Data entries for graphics
▬▬▬
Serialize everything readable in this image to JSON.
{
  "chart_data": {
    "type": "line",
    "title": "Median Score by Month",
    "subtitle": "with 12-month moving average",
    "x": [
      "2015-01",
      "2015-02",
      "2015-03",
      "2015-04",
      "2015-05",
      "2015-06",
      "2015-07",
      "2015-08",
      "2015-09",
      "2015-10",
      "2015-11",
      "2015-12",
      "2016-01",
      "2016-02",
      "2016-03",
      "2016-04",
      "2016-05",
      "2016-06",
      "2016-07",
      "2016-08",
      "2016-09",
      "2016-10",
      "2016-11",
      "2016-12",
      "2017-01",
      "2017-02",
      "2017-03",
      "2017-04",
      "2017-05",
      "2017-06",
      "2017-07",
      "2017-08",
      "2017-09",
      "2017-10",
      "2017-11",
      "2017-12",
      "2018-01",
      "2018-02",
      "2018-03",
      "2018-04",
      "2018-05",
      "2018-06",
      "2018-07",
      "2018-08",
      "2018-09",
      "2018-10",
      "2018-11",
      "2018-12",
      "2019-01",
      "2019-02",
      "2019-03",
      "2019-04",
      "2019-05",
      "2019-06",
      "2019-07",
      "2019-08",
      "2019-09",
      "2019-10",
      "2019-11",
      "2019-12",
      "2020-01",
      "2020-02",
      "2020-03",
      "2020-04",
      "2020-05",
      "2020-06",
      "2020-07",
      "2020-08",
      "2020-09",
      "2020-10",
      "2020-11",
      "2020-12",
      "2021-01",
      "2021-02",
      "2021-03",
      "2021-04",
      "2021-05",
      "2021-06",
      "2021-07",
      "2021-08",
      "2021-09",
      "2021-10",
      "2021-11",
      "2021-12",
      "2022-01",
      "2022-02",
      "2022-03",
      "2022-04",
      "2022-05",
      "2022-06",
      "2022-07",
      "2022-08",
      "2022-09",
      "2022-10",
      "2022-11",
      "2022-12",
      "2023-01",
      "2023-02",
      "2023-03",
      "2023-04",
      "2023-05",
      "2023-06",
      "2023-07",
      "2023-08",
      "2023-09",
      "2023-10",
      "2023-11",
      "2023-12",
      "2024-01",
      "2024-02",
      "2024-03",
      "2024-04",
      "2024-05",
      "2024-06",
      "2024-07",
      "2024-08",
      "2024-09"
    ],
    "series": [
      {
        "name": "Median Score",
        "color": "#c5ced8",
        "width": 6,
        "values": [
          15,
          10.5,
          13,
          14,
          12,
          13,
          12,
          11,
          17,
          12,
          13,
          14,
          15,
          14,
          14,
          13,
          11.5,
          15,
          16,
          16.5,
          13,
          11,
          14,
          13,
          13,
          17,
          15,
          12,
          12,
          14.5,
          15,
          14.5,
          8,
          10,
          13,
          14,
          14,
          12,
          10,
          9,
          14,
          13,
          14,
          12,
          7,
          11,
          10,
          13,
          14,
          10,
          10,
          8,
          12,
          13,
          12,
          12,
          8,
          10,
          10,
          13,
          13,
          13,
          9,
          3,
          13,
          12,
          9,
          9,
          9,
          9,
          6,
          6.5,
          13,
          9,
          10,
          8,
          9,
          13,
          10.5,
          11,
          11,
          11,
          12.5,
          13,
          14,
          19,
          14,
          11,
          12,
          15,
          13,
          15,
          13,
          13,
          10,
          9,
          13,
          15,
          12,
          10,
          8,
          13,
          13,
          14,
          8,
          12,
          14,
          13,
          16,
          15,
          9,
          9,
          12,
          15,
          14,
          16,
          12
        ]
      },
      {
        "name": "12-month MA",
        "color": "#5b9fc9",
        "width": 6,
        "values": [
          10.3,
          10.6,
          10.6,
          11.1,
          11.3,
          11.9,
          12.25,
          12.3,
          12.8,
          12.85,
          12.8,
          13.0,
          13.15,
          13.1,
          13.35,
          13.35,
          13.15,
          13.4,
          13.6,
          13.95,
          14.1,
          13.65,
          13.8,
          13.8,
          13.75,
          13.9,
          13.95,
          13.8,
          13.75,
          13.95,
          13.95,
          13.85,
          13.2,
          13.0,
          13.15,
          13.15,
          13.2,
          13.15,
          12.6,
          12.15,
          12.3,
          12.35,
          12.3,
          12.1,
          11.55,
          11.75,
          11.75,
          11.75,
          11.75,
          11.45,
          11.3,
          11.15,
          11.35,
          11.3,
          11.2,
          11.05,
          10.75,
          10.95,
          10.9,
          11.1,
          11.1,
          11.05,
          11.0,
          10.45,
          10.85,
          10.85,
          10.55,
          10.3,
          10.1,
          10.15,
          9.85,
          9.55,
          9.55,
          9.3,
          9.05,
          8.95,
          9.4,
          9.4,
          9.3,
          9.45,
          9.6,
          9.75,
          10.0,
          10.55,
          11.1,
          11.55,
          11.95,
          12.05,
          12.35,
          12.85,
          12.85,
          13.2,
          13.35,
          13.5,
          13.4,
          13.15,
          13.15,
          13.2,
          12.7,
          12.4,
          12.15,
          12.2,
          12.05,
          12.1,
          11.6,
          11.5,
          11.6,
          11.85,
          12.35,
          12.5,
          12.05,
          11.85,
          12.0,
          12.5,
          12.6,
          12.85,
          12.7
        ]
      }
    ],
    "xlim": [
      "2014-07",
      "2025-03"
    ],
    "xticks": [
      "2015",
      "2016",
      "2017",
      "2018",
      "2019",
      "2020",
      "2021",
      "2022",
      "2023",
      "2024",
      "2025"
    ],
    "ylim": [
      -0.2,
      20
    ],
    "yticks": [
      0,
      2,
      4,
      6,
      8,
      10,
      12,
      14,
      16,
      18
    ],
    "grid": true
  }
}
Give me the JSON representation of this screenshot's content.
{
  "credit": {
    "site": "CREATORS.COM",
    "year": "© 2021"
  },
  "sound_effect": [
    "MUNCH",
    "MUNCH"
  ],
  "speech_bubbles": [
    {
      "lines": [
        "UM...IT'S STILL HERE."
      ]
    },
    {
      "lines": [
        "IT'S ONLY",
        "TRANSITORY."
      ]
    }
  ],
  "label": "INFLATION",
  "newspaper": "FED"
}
▬▬▬
▶ _Short exercise_:
Please reproduce every line of the material word for word.

▶ _Complete output_:
Serialize everything readable in this image to JSON.
{
  "chart_data": {
    "type": "line",
    "title": "Median Score by Month",
    "subtitle": "with 12-month moving average",
    "x": [
      "2015-01",
      "2015-02",
      "2015-03",
      "2015-04",
      "2015-05",
      "2015-06",
      "2015-07",
      "2015-08",
      "2015-09",
      "2015-10",
      "2015-11",
      "2015-12",
      "2016-01",
      "2016-02",
      "2016-03",
      "2016-04",
      "2016-05",
      "2016-06",
      "2016-07",
      "2016-08",
      "2016-09",
      "2016-10",
      "2016-11",
      "2016-12",
      "2017-01",
      "2017-02",
      "2017-03",
      "2017-04",
      "2017-05",
      "2017-06",
      "2017-07",
      "2017-08",
      "2017-09",
      "2017-10",
      "2017-11",
      "2017-12",
      "2018-01",
      "2018-02",
      "2018-03",
      "2018-04",
      "2018-05",
      "2018-06",
      "2018-07",
      "2018-08",
      "2018-09",
      "2018-10",
      "2018-11",
      "2018-12",
      "2019-01",
      "2019-02",
      "2019-03",
      "2019-04",
      "2019-05",
      "2019-06",
      "2019-07",
      "2019-08",
      "2019-09",
      "2019-10",
      "2019-11",
      "2019-12",
      "2020-01",
      "2020-02",
      "2020-03",
      "2020-04",
      "2020-05",
      "2020-06",
      "2020-07",
      "2020-08",
      "2020-09",
      "2020-10",
      "2020-11",
      "2020-12",
      "2021-01",
      "2021-02",
      "2021-03",
      "2021-04",
      "2021-05",
      "2021-06",
      "2021-07",
      "2021-08",
      "2021-09",
      "2021-10",
      "2021-11",
      "2021-12",
      "2022-01",
      "2022-02",
      "2022-03",
      "2022-04",
      "2022-05",
      "2022-06",
      "2022-07",
      "2022-08",
      "2022-09",
      "2022-10",
      "2022-11",
      "2022-12",
      "2023-01",
      "2023-02",
      "2023-03",
      "2023-04",
      "2023-05",
      "2023-06",
      "2023-07",
      "2023-08",
      "2023-09",
      "2023-10",
      "2023-11",
      "2023-12",
      "2024-01",
      "2024-02",
      "2024-03",
      "2024-04",
      "2024-05",
      "2024-06",
      "2024-07",
      "2024-08",
      "2024-09"
    ],
    "series": [
      {
        "name": "Median Score",
        "color": "#c5ced8",
        "width": 6,
        "values": [
          15,
          10.5,
          13,
          14,
          12,
          13,
          12,
          11,
          17,
          12,
          13,
          14,
          15,
          14,
          14,
          13,
          11.5,
          15,
          16,
          16.5,
          13,
          11,
          14,
          13,
          13,
          17,
          15,
          12,
          12,
          14.5,
          15,
          14.5,
          8,
          10,
          13,
          14,
          14,
          12,
          10,
          9,
          14,
          13,
          14,
          12,
          7,
          11,
          10,
          13,
          14,
          10,
          10,
          8,
          12,
          13,
          12,
          12,
          8,
          10,
          10,
          13,
          13,
          13,
          9,
          3,
          13,
          12,
          9,
          9,
          9,
          9,
          6,
          6.5,
          13,
          9,
          10,
          8,
          9,
          13,
          10.5,
          11,
          11,
          11,
          12.5,
          13,
          14,
          19,
          14,
          11,
          12,
          15,
          13,
          15,
          13,
          13,
          10,
          9,
          13,
          15,
          12,
          10,
          8,
          13,
          13,
          14,
          8,
          12,
          14,
          13,
          16,
          15,
          9,
          9,
          12,
          15,
          14,
          16,
          12
        ]
      },
      {
        "name": "12-month MA",
        "color": "#5b9fc9",
        "width": 6,
        "values": [
          10.3,
          10.6,
          10.6,
          11.1,
          11.3,
          11.9,
          12.25,
          12.3,
          12.8,
          12.85,
          12.8,
          13.0,
          13.15,
          13.1,
          13.35,
          13.35,
          13.15,
          13.4,
          13.6,
          13.95,
          14.1,
          13.65,
          13.8,
          13.8,
          13.75,
          13.9,
          13.95,
          13.8,
          13.75,
          13.95,
          13.95,
          13.85,
          13.2,
          13.0,
          13.15,
          13.15,
          13.2,
          13.15,
          12.6,
          12.15,
          12.3,
          12.35,
          12.3,
          12.1,
          11.55,
          11.75,
          11.75,
          11.75,
          11.75,
          11.45,
          11.3,
          11.15,
          11.35,
          11.3,
          11.2,
          11.05,
          10.75,
          10.95,
          10.9,
          11.1,
          11.1,
          11.05,
          11.0,
          10.45,
          10.85,
          10.85,
          10.55,
          10.3,
          10.1,
          10.15,
          9.85,
          9.55,
          9.55,
          9.3,
          9.05,
          8.95,
          9.4,
          9.4,
          9.3,
          9.45,
          9.6,
          9.75,
          10.0,
          10.55,
          11.1,
          11.55,
          11.95,
          12.05,
          12.35,
          12.85,
          12.85,
          13.2,
          13.35,
          13.5,
          13.4,
          13.15,
          13.15,
          13.2,
          12.7,
          12.4,
          12.15,
          12.2,
          12.05,
          12.1,
          11.6,
          11.5,
          11.6,
          11.85,
          12.35,
          12.5,
          12.05,
          11.85,
          12.0,
          12.5,
          12.6,
          12.85,
          12.7
        ]
      }
    ],
    "xlim": [
      "2014-07",
      "2025-03"
    ],
    "xticks": [
      "2015",
      "2016",
      "2017",
      "2018",
      "2019",
      "2020",
      "2021",
      "2022",
      "2023",
      "2024",
      "2025"
    ],
    "ylim": [
      -0.2,
      20
    ],
    "yticks": [
      0,
      2,
      4,
      6,
      8,
      10,
      12,
      14,
      16,
      18
    ],
    "grid": true
  }
}
Give me the JSON representation of this screenshot's content.
{
  "credit": {
    "site": "CREATORS.COM",
    "year": "© 2021"
  },
  "sound_effect": [
    "MUNCH",
    "MUNCH"
  ],
  "speech_bubbles": [
    {
      "lines": [
        "UM...IT'S STILL HERE."
      ]
    },
    {
      "lines": [
        "IT'S ONLY",
        "TRANSITORY."
      ]
    }
  ],
  "label": "INFLATION",
  "newspaper": "FED"
}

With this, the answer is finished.